> **Challenge**:
Examine each line of the data. Copy those that contain the string "collisions".

--- Start of Records supplied ---

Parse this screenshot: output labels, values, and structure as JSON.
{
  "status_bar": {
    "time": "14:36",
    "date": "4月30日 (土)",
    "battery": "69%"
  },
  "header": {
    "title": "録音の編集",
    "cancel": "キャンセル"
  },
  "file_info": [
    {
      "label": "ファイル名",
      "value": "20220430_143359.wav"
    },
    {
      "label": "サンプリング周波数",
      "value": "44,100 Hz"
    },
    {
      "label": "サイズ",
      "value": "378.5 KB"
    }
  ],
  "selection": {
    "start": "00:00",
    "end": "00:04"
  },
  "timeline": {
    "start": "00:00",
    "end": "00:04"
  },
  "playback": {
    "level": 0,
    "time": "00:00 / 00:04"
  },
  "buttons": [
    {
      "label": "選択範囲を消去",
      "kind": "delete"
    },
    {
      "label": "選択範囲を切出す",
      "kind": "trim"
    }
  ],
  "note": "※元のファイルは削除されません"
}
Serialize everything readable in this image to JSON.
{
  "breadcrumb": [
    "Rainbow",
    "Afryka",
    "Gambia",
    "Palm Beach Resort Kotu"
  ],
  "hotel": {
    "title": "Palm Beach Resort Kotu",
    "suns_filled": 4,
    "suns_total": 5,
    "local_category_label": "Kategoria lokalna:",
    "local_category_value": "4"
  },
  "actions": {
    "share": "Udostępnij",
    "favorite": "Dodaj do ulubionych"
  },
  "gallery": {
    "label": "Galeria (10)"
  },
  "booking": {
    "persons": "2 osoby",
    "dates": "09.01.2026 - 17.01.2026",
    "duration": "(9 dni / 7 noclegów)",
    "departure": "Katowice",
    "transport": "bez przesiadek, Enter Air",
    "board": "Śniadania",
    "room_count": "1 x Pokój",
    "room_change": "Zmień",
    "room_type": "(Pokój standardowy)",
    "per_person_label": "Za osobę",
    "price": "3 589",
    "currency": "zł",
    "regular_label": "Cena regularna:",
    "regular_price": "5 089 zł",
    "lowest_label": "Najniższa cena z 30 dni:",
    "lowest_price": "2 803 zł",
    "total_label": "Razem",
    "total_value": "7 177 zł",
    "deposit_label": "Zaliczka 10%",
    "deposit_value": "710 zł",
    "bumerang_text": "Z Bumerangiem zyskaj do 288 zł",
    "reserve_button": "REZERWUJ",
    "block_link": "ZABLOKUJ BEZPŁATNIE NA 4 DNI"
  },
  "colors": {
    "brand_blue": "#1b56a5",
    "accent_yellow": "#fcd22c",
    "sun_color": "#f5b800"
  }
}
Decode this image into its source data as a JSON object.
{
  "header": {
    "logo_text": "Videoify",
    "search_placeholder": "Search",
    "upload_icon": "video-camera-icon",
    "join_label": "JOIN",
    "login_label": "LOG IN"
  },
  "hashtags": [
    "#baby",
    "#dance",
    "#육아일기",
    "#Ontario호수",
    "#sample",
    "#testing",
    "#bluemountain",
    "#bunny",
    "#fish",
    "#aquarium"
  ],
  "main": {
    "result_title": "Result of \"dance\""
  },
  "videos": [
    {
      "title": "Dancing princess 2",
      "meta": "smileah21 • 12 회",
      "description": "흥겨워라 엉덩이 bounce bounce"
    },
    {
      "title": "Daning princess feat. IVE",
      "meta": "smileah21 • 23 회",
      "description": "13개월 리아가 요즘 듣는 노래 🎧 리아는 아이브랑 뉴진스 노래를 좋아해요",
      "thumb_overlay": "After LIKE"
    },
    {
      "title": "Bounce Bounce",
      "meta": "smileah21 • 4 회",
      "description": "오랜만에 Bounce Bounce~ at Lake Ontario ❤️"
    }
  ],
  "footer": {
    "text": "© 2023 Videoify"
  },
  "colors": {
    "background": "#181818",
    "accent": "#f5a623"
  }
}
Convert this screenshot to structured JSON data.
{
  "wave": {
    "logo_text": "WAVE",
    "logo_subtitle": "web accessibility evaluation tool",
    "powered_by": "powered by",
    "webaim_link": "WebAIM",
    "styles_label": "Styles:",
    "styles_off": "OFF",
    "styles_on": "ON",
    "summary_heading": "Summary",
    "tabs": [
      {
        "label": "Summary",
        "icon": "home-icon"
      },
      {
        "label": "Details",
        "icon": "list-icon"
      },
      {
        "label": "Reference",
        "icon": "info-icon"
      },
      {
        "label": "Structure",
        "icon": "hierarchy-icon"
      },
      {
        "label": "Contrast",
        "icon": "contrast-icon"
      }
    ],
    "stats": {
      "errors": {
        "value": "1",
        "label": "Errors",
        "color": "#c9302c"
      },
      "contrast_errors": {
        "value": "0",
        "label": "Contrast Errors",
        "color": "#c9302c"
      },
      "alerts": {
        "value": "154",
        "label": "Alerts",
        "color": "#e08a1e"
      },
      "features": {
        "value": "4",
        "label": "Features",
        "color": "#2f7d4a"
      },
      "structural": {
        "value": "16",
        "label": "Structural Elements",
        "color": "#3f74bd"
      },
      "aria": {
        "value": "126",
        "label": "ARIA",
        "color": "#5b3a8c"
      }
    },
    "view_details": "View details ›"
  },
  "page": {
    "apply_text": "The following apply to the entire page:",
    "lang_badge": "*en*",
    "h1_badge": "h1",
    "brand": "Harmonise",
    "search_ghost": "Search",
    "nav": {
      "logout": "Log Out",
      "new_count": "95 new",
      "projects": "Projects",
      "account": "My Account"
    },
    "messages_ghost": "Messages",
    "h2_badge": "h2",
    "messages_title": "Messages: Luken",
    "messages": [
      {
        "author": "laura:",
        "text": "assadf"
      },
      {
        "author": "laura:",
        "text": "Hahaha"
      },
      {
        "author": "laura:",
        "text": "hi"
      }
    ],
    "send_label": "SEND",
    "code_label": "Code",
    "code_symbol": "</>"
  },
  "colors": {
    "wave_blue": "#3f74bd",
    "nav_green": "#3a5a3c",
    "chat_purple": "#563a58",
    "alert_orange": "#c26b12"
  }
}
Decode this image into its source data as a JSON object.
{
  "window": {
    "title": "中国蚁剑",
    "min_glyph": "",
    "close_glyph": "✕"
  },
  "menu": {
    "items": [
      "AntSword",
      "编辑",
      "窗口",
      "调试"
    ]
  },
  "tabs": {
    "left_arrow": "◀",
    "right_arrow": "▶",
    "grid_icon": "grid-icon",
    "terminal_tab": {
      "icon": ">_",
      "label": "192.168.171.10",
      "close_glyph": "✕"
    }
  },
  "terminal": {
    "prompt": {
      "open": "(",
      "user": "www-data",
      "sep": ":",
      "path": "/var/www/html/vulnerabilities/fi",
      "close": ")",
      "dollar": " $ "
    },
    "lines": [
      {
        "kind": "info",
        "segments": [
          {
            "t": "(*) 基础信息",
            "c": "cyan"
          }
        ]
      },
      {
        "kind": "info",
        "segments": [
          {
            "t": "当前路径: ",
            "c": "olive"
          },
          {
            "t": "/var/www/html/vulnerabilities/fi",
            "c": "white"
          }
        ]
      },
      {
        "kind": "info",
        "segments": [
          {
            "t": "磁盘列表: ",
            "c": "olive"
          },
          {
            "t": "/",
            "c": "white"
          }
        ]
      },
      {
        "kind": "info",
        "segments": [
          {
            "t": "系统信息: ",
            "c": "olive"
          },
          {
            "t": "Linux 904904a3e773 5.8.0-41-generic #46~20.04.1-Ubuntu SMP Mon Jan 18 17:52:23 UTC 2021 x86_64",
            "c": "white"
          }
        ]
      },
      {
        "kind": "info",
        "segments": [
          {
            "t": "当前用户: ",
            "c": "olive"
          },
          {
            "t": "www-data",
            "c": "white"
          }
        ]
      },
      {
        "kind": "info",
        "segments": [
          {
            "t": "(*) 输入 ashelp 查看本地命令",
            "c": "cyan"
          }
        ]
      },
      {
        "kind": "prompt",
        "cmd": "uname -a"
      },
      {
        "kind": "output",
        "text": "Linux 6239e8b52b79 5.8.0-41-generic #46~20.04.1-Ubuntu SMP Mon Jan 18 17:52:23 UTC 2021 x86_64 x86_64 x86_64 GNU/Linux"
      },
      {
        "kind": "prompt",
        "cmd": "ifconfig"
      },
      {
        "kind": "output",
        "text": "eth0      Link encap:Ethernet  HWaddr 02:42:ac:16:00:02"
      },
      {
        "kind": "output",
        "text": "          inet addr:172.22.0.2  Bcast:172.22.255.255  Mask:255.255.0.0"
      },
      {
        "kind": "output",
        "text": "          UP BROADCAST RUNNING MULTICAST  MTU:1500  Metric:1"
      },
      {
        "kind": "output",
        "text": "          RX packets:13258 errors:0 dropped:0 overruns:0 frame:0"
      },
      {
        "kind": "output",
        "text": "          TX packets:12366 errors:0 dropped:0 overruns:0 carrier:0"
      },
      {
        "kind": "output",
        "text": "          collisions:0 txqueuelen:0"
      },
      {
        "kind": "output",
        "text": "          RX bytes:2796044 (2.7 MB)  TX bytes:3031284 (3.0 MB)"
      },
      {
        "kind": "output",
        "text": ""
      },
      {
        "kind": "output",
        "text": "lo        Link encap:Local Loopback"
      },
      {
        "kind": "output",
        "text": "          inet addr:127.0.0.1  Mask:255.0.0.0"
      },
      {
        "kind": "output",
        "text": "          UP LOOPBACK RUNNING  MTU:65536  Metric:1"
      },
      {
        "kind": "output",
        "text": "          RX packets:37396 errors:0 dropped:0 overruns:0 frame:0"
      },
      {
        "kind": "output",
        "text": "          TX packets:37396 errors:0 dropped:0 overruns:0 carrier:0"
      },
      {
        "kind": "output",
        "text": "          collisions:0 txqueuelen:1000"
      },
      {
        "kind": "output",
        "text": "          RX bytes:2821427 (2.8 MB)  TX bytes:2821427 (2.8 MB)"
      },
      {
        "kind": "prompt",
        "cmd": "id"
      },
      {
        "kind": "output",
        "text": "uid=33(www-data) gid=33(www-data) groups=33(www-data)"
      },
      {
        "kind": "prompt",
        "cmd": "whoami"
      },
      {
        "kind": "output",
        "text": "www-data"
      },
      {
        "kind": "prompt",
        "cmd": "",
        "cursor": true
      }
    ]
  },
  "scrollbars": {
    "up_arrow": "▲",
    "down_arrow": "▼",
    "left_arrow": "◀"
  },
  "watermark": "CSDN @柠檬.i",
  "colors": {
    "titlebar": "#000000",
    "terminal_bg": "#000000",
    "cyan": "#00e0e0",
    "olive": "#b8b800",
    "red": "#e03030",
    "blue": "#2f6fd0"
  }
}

--- End of Records supplied ---

> **Result**:
        "text": "          collisions:0 txqueuelen:0"
        "text": "          collisions:0 txqueuelen:1000"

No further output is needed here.